--- BEGIN ---

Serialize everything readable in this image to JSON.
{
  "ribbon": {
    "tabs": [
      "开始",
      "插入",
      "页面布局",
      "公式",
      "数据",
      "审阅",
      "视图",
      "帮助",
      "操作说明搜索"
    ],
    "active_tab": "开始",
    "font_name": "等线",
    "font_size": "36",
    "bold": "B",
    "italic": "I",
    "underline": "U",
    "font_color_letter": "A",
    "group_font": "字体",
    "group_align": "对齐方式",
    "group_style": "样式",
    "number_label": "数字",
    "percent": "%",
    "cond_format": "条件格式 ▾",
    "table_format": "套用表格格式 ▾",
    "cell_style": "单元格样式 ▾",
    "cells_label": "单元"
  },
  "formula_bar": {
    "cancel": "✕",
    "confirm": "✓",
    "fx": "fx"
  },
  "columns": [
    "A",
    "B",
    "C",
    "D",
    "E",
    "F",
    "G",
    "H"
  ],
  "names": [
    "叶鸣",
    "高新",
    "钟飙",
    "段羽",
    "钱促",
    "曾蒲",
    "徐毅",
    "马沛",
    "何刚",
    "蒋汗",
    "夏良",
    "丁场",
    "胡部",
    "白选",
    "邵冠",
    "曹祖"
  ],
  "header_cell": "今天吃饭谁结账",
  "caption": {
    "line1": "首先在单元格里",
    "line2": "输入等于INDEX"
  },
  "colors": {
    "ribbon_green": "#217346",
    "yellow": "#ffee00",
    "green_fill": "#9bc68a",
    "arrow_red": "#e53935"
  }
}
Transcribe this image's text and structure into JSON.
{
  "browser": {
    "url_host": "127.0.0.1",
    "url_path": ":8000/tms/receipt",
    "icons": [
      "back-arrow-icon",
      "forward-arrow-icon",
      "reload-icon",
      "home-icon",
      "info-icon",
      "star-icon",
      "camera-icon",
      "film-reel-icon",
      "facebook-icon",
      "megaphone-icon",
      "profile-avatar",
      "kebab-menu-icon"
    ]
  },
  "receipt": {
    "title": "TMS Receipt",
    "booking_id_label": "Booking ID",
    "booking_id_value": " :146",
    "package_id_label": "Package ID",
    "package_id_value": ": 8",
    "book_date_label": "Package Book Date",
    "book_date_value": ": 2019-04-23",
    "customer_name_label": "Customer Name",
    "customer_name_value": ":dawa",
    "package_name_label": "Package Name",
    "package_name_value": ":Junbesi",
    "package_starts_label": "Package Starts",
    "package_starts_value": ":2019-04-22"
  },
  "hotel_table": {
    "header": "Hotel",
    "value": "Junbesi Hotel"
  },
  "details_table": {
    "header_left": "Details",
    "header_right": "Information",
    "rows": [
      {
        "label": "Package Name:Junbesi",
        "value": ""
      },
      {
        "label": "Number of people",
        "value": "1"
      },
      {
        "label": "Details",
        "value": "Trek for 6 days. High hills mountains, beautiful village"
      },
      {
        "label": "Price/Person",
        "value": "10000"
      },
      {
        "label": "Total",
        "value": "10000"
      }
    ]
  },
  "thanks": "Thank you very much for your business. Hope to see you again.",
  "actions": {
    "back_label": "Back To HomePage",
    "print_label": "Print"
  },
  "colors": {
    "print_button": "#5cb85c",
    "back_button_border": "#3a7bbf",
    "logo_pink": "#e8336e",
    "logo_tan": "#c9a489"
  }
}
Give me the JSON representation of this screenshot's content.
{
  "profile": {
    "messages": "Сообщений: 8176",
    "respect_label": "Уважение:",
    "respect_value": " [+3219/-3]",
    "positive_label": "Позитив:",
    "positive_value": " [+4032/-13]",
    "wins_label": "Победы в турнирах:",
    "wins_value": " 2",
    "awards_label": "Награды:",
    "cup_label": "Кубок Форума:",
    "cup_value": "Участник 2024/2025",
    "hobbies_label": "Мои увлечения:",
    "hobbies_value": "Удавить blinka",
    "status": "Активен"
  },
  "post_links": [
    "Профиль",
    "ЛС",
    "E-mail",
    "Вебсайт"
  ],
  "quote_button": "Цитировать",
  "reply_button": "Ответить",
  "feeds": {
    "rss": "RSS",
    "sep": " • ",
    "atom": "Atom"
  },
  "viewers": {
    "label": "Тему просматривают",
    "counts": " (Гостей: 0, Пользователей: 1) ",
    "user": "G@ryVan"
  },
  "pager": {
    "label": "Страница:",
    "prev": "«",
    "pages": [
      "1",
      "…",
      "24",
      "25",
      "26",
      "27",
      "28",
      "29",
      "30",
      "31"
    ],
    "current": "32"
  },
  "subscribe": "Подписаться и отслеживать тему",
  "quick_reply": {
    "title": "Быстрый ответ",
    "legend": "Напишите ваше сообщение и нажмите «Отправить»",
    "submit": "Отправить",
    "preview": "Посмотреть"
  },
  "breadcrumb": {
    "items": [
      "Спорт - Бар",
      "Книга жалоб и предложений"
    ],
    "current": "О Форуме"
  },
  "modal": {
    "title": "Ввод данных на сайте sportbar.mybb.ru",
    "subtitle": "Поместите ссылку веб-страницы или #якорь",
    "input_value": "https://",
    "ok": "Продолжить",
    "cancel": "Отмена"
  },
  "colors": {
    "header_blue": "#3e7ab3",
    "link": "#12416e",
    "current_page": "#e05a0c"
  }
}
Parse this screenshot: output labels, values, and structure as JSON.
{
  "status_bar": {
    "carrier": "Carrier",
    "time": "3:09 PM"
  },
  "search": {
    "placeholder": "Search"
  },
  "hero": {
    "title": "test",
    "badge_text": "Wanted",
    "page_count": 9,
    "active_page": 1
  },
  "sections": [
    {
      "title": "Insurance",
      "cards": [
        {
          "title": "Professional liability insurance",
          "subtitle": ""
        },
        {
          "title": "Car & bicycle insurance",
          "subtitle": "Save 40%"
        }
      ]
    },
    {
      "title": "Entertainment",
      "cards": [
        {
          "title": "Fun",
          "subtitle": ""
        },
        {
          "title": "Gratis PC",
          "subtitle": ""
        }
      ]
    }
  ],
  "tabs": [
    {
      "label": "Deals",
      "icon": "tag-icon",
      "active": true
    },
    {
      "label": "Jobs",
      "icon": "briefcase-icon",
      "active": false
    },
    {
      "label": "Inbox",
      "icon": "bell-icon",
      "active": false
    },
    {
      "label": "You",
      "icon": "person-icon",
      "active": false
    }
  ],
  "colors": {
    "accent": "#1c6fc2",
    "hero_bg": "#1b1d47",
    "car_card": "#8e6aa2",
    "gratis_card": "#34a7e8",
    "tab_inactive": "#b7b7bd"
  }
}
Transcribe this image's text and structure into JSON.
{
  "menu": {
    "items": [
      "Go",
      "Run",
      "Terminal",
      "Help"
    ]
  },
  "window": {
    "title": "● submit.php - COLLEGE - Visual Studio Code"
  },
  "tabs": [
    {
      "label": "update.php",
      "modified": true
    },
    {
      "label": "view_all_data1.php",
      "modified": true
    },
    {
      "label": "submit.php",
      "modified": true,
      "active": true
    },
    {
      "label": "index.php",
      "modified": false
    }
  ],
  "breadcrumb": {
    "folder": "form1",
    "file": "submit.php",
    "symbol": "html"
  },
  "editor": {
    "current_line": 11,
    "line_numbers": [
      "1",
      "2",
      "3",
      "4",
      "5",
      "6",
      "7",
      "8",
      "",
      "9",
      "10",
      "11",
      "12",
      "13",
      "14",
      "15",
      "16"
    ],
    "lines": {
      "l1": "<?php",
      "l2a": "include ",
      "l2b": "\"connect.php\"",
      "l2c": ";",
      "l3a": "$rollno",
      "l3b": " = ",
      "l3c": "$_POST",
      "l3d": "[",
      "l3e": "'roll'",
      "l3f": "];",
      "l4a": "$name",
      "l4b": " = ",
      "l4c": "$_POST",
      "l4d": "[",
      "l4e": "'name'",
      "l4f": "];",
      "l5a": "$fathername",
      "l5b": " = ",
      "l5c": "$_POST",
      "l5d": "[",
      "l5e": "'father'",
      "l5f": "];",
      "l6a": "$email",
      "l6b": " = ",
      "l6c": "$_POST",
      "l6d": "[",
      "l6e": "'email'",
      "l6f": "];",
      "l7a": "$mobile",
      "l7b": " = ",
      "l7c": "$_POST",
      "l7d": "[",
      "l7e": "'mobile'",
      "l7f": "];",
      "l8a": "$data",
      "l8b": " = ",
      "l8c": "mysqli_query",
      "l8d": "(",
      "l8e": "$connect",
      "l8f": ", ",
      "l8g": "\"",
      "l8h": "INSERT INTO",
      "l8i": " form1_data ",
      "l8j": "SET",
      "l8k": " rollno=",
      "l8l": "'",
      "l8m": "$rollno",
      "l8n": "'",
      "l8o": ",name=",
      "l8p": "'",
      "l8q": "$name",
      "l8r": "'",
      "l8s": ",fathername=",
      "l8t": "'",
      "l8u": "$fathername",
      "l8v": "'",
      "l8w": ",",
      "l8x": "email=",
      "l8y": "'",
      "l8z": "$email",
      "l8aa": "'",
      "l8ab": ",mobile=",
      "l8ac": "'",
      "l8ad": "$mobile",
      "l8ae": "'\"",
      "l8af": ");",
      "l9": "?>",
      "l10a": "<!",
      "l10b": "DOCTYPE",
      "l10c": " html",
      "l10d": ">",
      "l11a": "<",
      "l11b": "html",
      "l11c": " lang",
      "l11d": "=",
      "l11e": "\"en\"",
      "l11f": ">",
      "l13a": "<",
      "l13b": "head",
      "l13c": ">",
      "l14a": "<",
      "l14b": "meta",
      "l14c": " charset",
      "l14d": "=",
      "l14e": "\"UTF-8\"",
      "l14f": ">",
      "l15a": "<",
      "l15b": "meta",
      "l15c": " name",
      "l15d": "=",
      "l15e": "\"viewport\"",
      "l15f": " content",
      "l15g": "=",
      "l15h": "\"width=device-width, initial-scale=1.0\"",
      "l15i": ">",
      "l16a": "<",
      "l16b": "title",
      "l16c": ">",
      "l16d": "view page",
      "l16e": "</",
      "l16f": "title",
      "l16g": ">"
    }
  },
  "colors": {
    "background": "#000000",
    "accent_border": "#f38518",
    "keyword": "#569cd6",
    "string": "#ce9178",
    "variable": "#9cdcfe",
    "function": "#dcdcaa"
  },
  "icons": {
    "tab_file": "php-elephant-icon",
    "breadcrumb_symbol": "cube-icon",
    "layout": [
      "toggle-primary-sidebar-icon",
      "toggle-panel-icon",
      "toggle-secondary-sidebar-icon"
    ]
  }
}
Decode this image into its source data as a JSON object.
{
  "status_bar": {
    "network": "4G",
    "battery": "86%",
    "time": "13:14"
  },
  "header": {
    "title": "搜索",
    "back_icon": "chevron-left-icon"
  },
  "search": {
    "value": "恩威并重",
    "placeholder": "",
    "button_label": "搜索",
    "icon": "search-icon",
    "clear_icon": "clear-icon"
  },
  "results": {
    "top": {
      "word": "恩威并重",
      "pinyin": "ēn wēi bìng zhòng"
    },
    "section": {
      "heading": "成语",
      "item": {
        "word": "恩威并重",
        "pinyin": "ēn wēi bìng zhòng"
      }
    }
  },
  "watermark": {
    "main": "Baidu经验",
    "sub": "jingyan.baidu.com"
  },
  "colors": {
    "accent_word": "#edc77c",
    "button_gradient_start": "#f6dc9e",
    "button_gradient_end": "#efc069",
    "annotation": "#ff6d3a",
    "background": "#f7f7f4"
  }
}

--- END ---

## Problem statement
Pull out and copy each line containing the string "pinyin".

## Output
      "pinyin": "ēn wēi bìng zhòng"
        "pinyin": "ēn wēi bìng zhòng"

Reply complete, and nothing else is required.